--- START OF DATA LINES ---
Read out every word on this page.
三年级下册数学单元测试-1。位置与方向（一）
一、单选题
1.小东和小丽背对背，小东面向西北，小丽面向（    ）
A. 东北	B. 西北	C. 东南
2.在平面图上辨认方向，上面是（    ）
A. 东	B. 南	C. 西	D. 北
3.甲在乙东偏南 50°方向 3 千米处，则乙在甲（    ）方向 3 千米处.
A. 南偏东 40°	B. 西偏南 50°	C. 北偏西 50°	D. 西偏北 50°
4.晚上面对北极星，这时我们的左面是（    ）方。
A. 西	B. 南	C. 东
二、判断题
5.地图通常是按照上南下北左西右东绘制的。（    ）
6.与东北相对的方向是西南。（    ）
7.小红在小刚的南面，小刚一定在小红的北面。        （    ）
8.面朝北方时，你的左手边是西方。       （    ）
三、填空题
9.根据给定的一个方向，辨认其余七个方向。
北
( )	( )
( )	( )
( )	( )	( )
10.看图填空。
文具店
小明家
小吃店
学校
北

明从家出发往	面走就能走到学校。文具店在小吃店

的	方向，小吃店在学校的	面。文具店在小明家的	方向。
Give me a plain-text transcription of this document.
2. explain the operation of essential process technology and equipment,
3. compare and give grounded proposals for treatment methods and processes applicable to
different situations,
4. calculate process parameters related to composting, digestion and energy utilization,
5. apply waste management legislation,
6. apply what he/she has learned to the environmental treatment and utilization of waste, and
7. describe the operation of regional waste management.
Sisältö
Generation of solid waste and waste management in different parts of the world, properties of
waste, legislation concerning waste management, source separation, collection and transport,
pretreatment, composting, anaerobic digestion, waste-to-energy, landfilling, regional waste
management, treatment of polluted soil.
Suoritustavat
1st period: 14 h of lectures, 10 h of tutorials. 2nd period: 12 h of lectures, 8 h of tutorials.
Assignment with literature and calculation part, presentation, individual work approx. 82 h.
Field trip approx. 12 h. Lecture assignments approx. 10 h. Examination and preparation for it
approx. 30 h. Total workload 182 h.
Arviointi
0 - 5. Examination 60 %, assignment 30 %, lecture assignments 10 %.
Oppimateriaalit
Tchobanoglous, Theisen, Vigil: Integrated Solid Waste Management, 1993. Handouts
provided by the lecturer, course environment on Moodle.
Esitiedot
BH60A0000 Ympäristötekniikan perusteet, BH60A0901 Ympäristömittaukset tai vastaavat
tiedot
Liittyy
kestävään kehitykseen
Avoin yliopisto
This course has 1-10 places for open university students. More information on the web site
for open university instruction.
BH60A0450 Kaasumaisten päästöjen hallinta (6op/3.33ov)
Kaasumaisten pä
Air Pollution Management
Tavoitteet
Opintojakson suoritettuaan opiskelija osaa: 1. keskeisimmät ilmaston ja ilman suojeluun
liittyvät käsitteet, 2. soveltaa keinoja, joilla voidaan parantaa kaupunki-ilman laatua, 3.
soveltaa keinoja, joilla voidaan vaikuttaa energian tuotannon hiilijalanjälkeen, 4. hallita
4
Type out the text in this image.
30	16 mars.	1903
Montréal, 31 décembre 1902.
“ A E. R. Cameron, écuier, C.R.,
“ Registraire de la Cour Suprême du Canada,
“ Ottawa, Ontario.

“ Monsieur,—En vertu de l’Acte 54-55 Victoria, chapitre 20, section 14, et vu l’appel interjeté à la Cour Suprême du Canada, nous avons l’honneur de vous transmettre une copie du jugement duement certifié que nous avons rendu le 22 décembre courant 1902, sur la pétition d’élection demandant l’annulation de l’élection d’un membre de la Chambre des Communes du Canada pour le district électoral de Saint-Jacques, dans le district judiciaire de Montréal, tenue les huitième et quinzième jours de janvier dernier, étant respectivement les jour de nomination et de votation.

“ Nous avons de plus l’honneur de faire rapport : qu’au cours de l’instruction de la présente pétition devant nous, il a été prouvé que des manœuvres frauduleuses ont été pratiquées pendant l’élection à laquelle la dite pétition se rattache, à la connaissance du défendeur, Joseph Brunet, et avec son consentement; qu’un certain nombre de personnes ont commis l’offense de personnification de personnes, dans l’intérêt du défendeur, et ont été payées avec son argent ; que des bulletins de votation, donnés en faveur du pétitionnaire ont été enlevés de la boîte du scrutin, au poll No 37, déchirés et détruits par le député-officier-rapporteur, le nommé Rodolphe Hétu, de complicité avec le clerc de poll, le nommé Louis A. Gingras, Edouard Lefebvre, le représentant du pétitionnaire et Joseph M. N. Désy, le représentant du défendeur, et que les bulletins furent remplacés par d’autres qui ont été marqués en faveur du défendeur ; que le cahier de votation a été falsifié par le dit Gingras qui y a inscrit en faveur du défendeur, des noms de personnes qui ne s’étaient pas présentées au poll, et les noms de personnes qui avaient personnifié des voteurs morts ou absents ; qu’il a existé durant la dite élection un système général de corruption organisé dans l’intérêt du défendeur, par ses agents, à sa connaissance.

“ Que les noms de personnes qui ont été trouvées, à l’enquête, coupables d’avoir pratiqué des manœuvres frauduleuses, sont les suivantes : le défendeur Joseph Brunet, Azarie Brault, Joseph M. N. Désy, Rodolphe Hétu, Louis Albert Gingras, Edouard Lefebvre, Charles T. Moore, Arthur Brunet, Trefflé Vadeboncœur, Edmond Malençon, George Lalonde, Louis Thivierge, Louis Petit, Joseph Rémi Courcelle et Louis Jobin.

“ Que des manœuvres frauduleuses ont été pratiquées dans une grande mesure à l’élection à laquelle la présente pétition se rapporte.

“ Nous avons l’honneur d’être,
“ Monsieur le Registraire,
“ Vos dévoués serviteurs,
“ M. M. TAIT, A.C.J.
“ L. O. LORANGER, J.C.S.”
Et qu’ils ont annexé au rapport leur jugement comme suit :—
--- END OF DATA LINES ---
WRITTEN PROBLEM:
Scan the entries above. Copy each line that has the string "energy".

SOLUTION:
4. calculate process parameters related to composting, digestion and energy utilization,
pretreatment, composting, anaerobic digestion, waste-to-energy, landfilling, regional waste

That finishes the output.